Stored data
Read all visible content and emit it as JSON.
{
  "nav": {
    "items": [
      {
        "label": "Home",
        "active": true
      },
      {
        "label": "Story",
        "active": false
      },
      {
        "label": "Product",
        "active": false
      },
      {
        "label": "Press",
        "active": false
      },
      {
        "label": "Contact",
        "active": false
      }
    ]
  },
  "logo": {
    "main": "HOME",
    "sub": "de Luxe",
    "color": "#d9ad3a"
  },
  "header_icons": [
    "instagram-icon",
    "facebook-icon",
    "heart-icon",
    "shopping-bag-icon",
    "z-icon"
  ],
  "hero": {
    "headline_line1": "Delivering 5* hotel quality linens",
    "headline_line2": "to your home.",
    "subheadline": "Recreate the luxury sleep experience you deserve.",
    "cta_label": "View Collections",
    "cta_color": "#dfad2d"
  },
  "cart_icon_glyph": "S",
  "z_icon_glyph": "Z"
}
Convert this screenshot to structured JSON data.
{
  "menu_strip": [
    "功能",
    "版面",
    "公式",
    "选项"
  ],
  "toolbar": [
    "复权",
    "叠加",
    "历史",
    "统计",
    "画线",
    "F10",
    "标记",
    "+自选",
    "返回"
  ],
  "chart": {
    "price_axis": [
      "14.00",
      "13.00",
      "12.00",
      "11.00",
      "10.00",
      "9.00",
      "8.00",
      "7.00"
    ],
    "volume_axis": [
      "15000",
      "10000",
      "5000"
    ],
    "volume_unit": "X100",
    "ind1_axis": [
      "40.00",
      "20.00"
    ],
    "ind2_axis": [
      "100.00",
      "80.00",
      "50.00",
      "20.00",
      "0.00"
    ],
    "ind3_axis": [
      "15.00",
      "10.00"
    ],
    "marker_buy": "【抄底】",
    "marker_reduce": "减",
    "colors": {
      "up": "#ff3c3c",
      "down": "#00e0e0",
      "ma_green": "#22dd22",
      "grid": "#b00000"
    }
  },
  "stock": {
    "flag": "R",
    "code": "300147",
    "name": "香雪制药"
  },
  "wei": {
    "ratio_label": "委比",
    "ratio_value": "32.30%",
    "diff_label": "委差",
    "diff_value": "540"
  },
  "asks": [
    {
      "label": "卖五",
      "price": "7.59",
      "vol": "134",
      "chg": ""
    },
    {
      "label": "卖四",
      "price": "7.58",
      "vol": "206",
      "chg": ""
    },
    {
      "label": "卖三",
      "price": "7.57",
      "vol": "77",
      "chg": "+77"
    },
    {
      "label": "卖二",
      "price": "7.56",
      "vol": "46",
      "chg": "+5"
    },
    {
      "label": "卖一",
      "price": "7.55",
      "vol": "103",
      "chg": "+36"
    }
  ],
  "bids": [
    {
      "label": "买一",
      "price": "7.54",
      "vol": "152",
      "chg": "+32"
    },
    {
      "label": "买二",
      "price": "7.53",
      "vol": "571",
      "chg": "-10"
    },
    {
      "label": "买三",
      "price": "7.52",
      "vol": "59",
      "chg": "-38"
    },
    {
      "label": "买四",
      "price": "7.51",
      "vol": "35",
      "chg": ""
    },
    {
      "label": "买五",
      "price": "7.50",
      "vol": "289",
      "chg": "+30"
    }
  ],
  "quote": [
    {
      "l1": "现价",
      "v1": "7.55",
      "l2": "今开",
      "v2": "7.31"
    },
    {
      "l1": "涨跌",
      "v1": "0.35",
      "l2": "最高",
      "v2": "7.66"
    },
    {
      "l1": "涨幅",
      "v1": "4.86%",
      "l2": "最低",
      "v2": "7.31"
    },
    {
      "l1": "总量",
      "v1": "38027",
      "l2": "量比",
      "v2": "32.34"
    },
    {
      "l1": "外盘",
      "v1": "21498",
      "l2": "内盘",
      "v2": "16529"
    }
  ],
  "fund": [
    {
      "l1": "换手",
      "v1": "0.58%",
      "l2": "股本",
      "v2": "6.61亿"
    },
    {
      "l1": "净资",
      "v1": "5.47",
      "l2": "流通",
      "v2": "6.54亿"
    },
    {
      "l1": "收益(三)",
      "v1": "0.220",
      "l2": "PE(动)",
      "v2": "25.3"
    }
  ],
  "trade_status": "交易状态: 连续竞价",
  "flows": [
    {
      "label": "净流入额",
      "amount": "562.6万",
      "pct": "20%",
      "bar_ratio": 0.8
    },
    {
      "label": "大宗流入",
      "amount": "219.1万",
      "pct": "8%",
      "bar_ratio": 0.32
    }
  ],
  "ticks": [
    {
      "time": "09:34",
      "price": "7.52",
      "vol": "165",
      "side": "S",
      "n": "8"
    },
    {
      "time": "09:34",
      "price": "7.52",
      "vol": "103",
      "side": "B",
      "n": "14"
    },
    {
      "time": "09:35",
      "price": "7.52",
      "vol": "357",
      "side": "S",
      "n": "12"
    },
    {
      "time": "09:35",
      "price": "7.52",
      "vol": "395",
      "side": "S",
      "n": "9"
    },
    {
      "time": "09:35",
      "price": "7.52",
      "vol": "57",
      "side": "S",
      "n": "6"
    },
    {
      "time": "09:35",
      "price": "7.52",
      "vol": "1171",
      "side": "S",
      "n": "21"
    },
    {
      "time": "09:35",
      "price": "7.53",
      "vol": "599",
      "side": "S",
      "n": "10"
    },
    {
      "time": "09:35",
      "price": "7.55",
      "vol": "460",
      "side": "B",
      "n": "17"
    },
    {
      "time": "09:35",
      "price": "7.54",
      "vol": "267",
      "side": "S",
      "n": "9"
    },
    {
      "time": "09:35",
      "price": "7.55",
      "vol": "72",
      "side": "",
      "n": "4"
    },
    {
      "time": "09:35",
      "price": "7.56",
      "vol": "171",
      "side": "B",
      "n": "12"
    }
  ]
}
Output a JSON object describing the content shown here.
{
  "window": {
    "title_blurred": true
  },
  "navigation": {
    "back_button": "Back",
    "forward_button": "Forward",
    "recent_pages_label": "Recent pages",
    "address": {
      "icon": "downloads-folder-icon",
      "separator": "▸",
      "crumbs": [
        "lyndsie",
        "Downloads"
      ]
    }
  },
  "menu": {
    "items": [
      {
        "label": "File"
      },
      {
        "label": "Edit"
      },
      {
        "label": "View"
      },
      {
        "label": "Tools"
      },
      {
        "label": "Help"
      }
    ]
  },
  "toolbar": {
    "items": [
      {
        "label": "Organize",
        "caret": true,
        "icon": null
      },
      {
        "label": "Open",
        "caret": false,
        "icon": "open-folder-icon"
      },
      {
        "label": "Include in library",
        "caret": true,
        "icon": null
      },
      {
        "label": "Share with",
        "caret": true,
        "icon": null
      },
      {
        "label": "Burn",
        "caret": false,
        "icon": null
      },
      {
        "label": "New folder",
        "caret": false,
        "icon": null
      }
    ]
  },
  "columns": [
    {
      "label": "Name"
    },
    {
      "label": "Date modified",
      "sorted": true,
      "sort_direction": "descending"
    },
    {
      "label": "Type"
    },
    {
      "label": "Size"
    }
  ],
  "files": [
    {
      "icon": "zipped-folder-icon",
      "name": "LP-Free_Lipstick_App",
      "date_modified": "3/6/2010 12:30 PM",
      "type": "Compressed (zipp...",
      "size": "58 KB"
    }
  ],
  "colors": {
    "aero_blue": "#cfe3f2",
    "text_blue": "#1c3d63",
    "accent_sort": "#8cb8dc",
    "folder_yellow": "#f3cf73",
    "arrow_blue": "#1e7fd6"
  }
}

Problem details: Identify all lines in the records above with the word "JSON".

Exercise output:
Read all visible content and emit it as JSON.
Convert this screenshot to structured JSON data.
Output a JSON object describing the content shown here.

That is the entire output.